■ **WHAT IS NEEDED**:
Copy every line of the records below word for word, leaving out the pictures.

■ **DATA RECORDS**:
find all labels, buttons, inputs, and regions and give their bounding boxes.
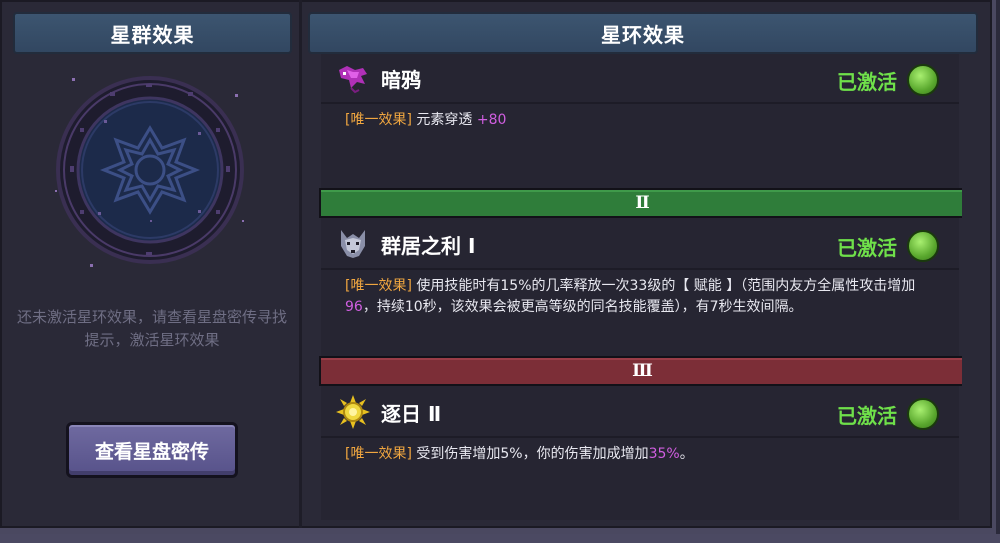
- ring-effect-card: 暗鸦 已激活 [唯一效果] 元素穿透 +80: [321, 54, 959, 188]
- effect-description: [唯一效果] 元素穿透 +80: [345, 110, 941, 131]
- ring-effect-card: 群居之利 Ⅰ 已激活 [唯一效果] 使用技能时有15%的几率释放一次33级的【 …: [321, 220, 959, 356]
- effect-description: [唯一效果] 受到伤害增加5%，你的伤害加成增加35%。: [345, 444, 941, 465]
- wolf-icon: [335, 226, 371, 262]
- crow-icon: [335, 60, 371, 96]
- effect-value: 96: [345, 299, 363, 315]
- card-header: 群居之利 Ⅰ 已激活: [321, 220, 959, 270]
- star-cluster-title: 星群效果: [13, 12, 292, 54]
- effect-name: 暗鸦: [381, 68, 421, 92]
- unique-effect-tag: [唯一效果]: [345, 112, 412, 128]
- effect-text-tail: 。: [679, 446, 694, 462]
- effect-status: 已激活: [837, 70, 897, 94]
- effect-value: +80: [476, 112, 507, 128]
- effect-name: 群居之利 Ⅰ: [381, 234, 476, 258]
- star-disc-icon: [50, 70, 250, 270]
- bottom-border: [0, 534, 1000, 543]
- tier-divider-3: Ⅲ: [319, 356, 966, 386]
- panel-divider: [299, 0, 302, 528]
- active-indicator-icon: [907, 398, 939, 430]
- effect-value: 35%: [648, 446, 680, 462]
- unique-effect-tag: [唯一效果]: [345, 446, 412, 462]
- scrollbar-track[interactable]: [962, 54, 972, 520]
- effect-text: 使用技能时有15%的几率释放一次33级的【 赋能 】（范围内友方全属性攻击增加: [411, 278, 916, 294]
- effect-text: 元素穿透: [411, 112, 477, 128]
- effect-status: 已激活: [837, 236, 897, 260]
- active-indicator-icon: [907, 230, 939, 262]
- star-cluster-panel: 星群效果 还未激活星环效果，请查看星盘密传寻找提示，激活星环效果 查看星盘密传: [0, 0, 300, 528]
- card-header: 逐日 Ⅱ 已激活: [321, 388, 959, 438]
- effect-text-tail: ，持续10秒，该效果会被更高等级的同名技能覆盖），有7秒生效间隔。: [362, 299, 803, 315]
- view-star-chart-button[interactable]: 查看星盘密传: [66, 422, 238, 478]
- effect-status: 已激活: [837, 404, 897, 428]
- ring-effect-card: 逐日 Ⅱ 已激活 [唯一效果] 受到伤害增加5%，你的伤害加成增加35%。: [321, 388, 959, 520]
- effect-description: [唯一效果] 使用技能时有15%的几率释放一次33级的【 赋能 】（范围内友方全…: [345, 276, 941, 318]
- effect-name: 逐日 Ⅱ: [381, 402, 442, 426]
- card-header: 暗鸦 已激活: [321, 54, 959, 104]
- star-ring-title: 星环效果: [308, 12, 978, 54]
- active-indicator-icon: [907, 64, 939, 96]
- effect-text: 受到伤害增加5%，你的伤害加成增加: [411, 446, 649, 462]
- unique-effect-tag: [唯一效果]: [345, 278, 412, 294]
- star-ring-list[interactable]: 暗鸦 已激活 [唯一效果] 元素穿透 +80 群居之利 Ⅰ 已激活 [唯一效果]…: [321, 54, 959, 520]
- sun-icon: [335, 394, 371, 430]
- activation-hint: 还未激活星环效果，请查看星盘密传寻找提示，激活星环效果: [16, 308, 287, 349]
- tier-divider-2: Ⅱ: [319, 188, 966, 218]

■ **ANSWER**:
find all labels, buttons, inputs, and regions and give their bounding boxes.
- ring-effect-card: 暗鸦 已激活 [唯一效果] 元素穿透 +80: [321, 54, 959, 188]
- effect-description: [唯一效果] 元素穿透 +80: [345, 110, 941, 131]
- ring-effect-card: 群居之利 Ⅰ 已激活 [唯一效果] 使用技能时有15%的几率释放一次33级的【 …: [321, 220, 959, 356]
- effect-description: [唯一效果] 受到伤害增加5%，你的伤害加成增加35%。: [345, 444, 941, 465]
- wolf-icon: [335, 226, 371, 262]
- crow-icon: [335, 60, 371, 96]
- effect-value: 96: [345, 299, 363, 315]
- card-header: 群居之利 Ⅰ 已激活: [321, 220, 959, 270]
- star-cluster-title: 星群效果: [13, 12, 292, 54]
- effect-name: 暗鸦: [381, 68, 421, 92]
- unique-effect-tag: [唯一效果]: [345, 112, 412, 128]
- effect-text-tail: 。: [679, 446, 694, 462]
- effect-status: 已激活: [837, 70, 897, 94]
- effect-value: +80: [476, 112, 507, 128]
- effect-name: 群居之利 Ⅰ: [381, 234, 476, 258]
- star-disc-icon: [50, 70, 250, 270]
- bottom-border: [0, 534, 1000, 543]
- tier-divider-3: Ⅲ: [319, 356, 966, 386]
- panel-divider: [299, 0, 302, 528]
- active-indicator-icon: [907, 398, 939, 430]
- effect-value: 35%: [648, 446, 680, 462]
- unique-effect-tag: [唯一效果]: [345, 446, 412, 462]
- scrollbar-track[interactable]: [962, 54, 972, 520]
- effect-text: 使用技能时有15%的几率释放一次33级的【 赋能 】（范围内友方全属性攻击增加: [411, 278, 916, 294]
- effect-text: 元素穿透: [411, 112, 477, 128]
- effect-status: 已激活: [837, 236, 897, 260]
- active-indicator-icon: [907, 230, 939, 262]
- star-cluster-panel: 星群效果 还未激活星环效果，请查看星盘密传寻找提示，激活星环效果 查看星盘密传: [0, 0, 300, 528]
- card-header: 逐日 Ⅱ 已激活: [321, 388, 959, 438]
- effect-text-tail: ，持续10秒，该效果会被更高等级的同名技能覆盖），有7秒生效间隔。: [362, 299, 803, 315]
- view-star-chart-button[interactable]: 查看星盘密传: [66, 422, 238, 478]
- effect-status: 已激活: [837, 404, 897, 428]
- ring-effect-card: 逐日 Ⅱ 已激活 [唯一效果] 受到伤害增加5%，你的伤害加成增加35%。: [321, 388, 959, 520]
- effect-description: [唯一效果] 使用技能时有15%的几率释放一次33级的【 赋能 】（范围内友方全…: [345, 276, 941, 318]
- effect-name: 逐日 Ⅱ: [381, 402, 442, 426]
- card-header: 暗鸦 已激活: [321, 54, 959, 104]
- star-ring-title: 星环效果: [308, 12, 978, 54]
- active-indicator-icon: [907, 64, 939, 96]
- effect-text: 受到伤害增加5%，你的伤害加成增加: [411, 446, 649, 462]
- unique-effect-tag: [唯一效果]: [345, 278, 412, 294]
- star-ring-list[interactable]: 暗鸦 已激活 [唯一效果] 元素穿透 +80 群居之利 Ⅰ 已激活 [唯一效果]…: [321, 54, 959, 520]
- sun-icon: [335, 394, 371, 430]
- activation-hint: 还未激活星环效果，请查看星盘密传寻找提示，激活星环效果: [16, 308, 287, 349]
- tier-divider-2: Ⅱ: [319, 188, 966, 218]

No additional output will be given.